Source records
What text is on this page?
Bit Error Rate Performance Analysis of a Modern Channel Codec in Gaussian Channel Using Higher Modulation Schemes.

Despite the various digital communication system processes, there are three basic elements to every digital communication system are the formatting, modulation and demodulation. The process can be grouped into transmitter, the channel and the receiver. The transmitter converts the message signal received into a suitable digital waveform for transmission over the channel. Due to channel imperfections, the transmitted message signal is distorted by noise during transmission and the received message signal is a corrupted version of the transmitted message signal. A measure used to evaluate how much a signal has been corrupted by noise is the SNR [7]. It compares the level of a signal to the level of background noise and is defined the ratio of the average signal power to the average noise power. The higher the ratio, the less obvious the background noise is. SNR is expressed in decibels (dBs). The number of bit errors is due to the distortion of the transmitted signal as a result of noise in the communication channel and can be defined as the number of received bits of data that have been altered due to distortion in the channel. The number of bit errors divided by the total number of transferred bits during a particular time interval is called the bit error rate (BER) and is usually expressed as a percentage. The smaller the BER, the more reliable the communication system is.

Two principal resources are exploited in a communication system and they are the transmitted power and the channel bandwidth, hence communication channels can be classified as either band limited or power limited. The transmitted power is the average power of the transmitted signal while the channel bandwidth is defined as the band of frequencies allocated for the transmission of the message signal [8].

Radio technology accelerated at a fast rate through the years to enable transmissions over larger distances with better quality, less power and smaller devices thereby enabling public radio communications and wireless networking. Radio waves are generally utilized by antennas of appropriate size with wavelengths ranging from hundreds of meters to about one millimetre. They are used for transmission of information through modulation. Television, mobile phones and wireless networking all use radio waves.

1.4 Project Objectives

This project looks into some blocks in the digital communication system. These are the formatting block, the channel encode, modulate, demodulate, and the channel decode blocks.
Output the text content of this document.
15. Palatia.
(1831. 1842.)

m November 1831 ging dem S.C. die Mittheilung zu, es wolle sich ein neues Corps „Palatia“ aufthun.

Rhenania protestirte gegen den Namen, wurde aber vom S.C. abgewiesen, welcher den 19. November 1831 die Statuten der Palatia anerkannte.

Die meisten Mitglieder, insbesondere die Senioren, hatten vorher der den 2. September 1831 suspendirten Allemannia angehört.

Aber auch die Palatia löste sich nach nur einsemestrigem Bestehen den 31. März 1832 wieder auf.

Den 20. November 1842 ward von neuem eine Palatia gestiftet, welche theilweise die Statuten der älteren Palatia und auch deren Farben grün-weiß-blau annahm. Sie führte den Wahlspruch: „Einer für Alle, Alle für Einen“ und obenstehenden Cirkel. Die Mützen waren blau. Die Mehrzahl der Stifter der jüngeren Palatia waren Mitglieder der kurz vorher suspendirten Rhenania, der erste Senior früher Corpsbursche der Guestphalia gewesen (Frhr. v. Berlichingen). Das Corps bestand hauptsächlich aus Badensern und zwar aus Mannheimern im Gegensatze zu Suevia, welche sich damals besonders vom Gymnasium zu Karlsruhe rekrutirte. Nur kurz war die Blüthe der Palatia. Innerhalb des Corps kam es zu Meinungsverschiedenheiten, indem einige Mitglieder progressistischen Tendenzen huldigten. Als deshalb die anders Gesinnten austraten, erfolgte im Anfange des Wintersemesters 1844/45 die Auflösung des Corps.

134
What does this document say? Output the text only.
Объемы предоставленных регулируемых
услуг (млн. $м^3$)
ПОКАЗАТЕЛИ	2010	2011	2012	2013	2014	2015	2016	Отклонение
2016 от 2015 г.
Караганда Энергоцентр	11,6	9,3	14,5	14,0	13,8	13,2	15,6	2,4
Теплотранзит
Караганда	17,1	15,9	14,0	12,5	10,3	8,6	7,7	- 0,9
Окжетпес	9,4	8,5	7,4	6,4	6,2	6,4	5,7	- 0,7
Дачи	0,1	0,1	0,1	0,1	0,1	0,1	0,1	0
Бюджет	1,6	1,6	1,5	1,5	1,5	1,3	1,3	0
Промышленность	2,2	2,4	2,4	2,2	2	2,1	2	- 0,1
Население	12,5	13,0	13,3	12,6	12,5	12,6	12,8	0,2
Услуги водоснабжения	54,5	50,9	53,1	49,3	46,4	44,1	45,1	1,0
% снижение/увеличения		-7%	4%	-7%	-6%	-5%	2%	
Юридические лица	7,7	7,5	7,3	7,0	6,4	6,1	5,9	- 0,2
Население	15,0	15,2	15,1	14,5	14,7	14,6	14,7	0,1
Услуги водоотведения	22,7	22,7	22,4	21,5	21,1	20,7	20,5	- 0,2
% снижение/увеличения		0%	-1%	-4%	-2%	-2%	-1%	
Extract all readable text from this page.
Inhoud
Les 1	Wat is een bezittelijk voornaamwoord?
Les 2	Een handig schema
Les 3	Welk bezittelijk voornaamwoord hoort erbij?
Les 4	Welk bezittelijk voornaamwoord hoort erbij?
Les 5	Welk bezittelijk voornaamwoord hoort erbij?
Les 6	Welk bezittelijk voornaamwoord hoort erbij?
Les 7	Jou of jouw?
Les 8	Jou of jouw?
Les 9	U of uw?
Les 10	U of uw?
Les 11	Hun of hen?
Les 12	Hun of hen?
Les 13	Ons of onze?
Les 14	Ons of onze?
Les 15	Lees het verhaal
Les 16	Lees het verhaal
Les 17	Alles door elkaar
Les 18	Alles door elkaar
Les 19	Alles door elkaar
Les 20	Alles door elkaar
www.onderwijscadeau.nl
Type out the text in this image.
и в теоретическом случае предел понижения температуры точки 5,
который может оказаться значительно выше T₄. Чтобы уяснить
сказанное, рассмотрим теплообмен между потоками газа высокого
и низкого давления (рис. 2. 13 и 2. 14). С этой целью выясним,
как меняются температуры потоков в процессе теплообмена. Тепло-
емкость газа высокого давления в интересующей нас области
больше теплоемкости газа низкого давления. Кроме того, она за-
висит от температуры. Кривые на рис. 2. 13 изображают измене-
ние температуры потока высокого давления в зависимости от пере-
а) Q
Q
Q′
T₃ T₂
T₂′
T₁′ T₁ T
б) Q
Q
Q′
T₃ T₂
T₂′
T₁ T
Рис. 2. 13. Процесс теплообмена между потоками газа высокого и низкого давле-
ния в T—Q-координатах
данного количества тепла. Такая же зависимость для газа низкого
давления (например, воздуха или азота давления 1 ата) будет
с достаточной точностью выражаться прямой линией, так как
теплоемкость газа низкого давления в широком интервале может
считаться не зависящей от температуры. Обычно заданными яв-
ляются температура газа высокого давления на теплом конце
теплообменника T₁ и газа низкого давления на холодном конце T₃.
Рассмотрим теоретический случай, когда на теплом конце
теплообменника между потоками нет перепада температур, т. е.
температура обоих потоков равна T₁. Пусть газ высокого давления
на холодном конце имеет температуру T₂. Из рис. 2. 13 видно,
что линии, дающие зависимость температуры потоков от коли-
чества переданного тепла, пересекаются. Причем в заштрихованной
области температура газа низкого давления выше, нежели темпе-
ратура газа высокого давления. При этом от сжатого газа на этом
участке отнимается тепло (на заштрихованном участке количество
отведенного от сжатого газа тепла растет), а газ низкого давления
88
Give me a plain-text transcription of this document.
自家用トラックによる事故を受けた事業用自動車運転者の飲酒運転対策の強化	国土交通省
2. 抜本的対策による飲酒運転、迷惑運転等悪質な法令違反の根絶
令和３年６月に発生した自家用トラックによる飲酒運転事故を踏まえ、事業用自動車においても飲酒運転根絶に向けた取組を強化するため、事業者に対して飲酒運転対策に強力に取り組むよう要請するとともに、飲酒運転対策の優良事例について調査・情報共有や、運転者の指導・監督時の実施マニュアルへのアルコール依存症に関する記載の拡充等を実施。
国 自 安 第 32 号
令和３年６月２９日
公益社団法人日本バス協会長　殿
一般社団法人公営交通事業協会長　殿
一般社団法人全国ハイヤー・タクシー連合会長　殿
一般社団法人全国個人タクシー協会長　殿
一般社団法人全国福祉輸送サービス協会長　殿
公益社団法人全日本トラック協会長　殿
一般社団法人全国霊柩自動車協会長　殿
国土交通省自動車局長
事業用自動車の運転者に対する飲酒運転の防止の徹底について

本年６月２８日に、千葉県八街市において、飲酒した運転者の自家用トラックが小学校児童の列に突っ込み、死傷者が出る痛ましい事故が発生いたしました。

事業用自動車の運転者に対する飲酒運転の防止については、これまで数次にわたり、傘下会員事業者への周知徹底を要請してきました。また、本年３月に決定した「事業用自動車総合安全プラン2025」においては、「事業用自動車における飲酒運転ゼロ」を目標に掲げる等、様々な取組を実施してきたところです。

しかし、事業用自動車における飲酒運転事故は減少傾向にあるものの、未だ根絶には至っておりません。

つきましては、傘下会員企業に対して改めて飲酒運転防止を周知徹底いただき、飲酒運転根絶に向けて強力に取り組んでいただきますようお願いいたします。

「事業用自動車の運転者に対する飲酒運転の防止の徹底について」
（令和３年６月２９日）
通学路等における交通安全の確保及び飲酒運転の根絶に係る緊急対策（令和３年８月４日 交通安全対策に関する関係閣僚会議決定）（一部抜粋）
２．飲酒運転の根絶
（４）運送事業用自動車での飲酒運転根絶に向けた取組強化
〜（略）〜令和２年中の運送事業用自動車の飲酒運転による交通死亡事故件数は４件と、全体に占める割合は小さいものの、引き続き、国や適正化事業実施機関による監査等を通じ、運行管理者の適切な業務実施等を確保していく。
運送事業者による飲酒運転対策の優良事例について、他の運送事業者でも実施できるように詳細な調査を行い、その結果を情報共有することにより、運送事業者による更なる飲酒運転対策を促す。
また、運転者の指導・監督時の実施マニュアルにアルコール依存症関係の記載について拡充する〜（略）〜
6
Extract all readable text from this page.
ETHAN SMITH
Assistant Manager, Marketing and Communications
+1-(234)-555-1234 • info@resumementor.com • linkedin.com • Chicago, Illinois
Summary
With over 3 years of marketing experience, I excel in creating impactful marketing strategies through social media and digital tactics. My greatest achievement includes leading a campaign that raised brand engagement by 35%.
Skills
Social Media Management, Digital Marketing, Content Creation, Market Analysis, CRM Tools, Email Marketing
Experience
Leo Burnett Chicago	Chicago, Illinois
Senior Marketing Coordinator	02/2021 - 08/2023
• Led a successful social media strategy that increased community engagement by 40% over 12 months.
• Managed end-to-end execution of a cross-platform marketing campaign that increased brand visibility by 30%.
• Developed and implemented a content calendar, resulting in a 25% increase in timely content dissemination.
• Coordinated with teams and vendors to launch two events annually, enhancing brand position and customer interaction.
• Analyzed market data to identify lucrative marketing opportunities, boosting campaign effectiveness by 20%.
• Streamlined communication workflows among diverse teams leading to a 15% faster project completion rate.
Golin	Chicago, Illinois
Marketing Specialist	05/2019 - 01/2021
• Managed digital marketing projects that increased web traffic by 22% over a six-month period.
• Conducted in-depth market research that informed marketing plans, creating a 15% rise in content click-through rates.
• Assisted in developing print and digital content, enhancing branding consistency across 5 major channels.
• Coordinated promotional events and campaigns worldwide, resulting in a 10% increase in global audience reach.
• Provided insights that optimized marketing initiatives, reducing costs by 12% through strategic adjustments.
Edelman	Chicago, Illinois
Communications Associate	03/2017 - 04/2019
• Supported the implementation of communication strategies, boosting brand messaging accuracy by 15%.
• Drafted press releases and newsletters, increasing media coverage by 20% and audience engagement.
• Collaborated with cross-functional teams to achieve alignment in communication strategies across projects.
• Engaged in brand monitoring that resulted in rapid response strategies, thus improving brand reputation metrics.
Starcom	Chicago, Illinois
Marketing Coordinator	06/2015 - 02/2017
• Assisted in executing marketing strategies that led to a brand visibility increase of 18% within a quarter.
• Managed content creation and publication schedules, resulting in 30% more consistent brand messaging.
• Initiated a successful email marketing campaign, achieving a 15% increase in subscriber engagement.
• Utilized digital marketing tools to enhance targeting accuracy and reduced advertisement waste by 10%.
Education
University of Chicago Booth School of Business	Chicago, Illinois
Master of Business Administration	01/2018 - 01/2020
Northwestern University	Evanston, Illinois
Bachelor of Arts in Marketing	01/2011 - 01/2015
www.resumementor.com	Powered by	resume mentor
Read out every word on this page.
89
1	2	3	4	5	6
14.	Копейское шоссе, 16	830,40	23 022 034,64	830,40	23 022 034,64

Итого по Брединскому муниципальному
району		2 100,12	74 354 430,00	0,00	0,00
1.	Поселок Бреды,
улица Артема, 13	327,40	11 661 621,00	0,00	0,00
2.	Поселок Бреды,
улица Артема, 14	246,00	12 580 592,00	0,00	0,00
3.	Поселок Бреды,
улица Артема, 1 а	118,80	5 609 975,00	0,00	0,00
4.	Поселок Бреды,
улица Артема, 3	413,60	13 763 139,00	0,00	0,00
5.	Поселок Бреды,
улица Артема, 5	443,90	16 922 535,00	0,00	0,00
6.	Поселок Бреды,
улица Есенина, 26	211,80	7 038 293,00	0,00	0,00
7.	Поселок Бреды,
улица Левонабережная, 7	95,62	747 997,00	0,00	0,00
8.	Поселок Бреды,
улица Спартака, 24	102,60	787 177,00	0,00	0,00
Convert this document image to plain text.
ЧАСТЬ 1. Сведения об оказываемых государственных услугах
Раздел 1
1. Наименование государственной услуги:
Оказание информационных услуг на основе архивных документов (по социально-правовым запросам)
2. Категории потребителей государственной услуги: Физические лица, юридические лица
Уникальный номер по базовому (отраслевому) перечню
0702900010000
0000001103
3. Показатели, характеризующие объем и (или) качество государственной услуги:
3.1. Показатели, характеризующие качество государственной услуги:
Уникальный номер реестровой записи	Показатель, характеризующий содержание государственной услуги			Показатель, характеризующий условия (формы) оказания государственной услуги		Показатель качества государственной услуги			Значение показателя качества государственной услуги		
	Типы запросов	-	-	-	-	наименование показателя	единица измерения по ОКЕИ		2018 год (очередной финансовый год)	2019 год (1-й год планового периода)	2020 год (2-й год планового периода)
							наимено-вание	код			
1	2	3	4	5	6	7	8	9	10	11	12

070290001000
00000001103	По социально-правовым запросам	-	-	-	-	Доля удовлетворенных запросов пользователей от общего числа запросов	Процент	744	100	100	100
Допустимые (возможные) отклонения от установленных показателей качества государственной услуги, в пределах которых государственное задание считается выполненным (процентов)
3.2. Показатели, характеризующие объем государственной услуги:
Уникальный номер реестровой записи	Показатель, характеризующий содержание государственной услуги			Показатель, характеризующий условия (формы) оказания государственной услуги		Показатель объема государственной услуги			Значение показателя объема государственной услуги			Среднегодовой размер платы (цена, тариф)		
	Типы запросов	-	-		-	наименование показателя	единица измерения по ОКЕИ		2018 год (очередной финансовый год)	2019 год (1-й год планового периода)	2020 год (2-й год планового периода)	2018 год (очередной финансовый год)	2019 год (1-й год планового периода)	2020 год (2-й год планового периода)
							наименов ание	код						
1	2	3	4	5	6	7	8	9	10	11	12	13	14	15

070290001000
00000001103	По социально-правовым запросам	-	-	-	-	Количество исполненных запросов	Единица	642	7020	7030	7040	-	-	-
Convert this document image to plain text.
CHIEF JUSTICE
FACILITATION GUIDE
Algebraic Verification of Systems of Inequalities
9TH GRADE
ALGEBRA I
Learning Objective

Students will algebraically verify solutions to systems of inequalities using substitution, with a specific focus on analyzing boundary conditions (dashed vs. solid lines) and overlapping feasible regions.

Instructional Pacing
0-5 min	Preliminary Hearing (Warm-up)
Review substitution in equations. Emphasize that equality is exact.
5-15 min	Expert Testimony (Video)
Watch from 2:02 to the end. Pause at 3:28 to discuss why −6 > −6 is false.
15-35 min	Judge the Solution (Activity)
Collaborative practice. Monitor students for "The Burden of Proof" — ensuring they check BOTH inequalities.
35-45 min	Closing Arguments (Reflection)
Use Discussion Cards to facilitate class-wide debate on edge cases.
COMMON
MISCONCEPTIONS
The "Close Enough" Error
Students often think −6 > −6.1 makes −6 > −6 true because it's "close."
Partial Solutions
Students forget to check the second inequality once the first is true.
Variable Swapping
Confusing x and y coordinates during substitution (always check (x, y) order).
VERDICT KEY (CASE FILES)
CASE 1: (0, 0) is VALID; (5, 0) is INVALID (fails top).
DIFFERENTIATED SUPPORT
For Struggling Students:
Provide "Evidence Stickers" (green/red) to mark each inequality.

**TASK DIRECTIONS:** Show every line of the records above that contains the word "потоками".

**THE OUTPUT:**
сказанное, рассмотрим теплообмен между потоками газа высокого
Рис. 2. 13. Процесс теплообмена между потоками газа высокого и низкого давле-
теплообменника между потоками нет перепада температур, т. е.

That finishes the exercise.